**Data in this exercise:**

## Start

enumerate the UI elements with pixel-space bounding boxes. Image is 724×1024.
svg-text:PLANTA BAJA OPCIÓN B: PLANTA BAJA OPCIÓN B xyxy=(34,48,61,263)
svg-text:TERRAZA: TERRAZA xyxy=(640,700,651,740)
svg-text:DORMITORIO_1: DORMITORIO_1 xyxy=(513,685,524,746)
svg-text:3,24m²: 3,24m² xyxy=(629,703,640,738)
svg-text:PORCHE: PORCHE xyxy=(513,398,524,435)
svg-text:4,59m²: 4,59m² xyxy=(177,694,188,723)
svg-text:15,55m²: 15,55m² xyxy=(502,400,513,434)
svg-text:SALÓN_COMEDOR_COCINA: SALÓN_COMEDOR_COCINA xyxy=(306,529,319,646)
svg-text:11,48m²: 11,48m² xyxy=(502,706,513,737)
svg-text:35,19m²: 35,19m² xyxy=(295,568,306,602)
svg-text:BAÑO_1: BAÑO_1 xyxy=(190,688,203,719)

## End
## Start

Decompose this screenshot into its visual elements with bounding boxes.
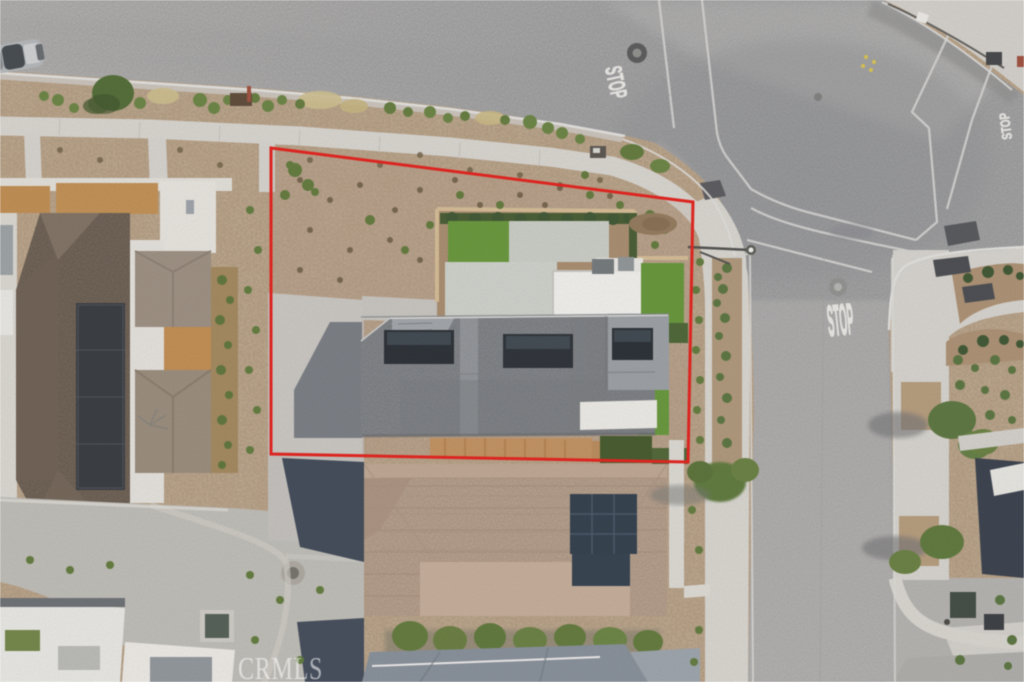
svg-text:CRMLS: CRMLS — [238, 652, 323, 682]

## End
## Start

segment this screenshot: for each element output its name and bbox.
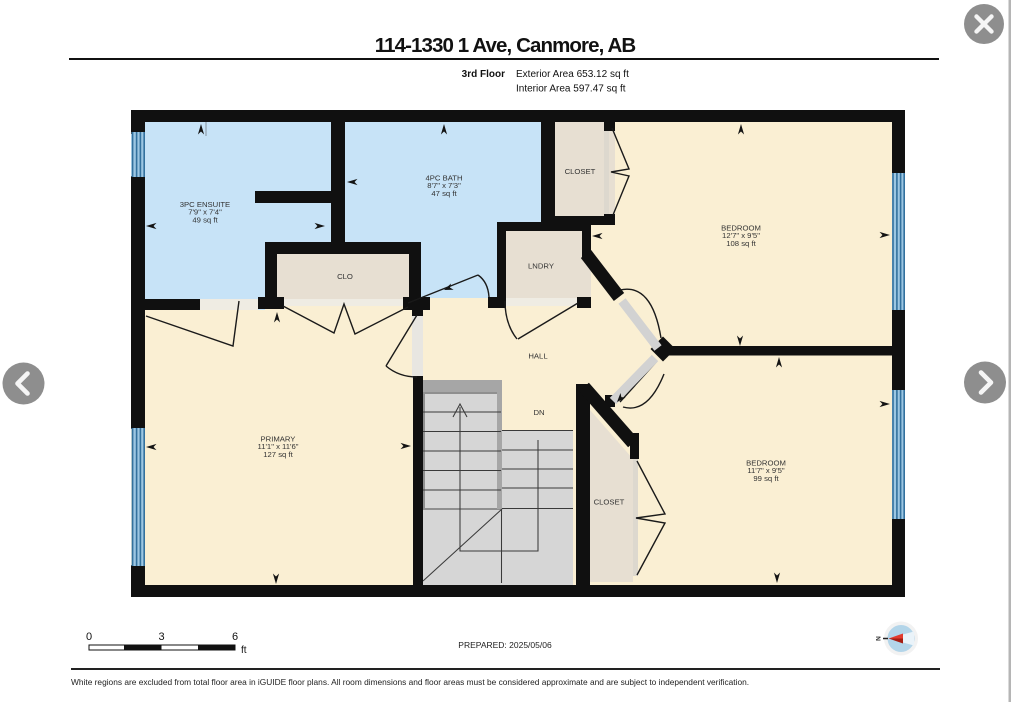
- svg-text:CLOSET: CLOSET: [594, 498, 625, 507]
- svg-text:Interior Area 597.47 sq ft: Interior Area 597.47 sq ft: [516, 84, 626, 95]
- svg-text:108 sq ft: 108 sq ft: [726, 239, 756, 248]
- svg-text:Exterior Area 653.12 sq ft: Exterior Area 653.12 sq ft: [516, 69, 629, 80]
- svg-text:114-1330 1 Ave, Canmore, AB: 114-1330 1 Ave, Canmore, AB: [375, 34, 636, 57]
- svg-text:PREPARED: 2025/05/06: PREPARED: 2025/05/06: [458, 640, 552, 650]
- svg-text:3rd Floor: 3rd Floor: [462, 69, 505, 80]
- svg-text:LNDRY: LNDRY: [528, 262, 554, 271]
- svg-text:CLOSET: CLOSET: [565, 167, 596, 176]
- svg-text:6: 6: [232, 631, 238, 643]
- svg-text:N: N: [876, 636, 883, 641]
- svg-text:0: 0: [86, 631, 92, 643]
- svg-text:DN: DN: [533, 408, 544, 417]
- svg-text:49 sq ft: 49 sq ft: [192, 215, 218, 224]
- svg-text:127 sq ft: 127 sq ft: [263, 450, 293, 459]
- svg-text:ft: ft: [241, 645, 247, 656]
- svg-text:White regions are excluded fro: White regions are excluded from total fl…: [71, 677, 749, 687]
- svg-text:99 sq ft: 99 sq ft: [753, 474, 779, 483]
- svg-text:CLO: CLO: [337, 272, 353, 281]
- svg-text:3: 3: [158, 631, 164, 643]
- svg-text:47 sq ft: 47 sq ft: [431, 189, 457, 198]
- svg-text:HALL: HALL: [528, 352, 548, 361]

## End

**To be done:** Convert the records from the line with "enumerate the UI" up to and including the line with "svg-text:35,19m²: 35,19m² xyxy=(295,568,306,602)" into a two-column CSV headed instruction and answer, one row per record. Put its text and its answer each in a single quoted field, with line breaks replaced by spaces.

**The response:**
instruction,answer
"enumerate the UI elements with pixel-space bounding boxes. Image is 724×1024.","svg-text:PLANTA BAJA OPCIÓN B: PLANTA BAJA OPCIÓN B xyxy=(34,48,61,263) svg-text:TERRAZA: TERRAZA xyxy=(640,700,651,740) svg-text:DORMITORIO_1: DORMITORIO_1 xyxy=(513,685,524,746) svg-text:3,24m²: 3,24m² xyxy=(629,703,640,738) svg-text:PORCHE: PORCHE xyxy=(513,398,524,435) svg-text:4,59m²: 4,59m² xyxy=(177,694,188,723) svg-text:15,55m²: 15,55m² xyxy=(502,400,513,434) svg-text:SALÓN_COMEDOR_COCINA: SALÓN_COMEDOR_COCINA xyxy=(306,529,319,646) svg-text:11,48m²: 11,48m² xyxy=(502,706,513,737) svg-text:35,19m²: 35,19m² xyxy=(295,568,306,602)"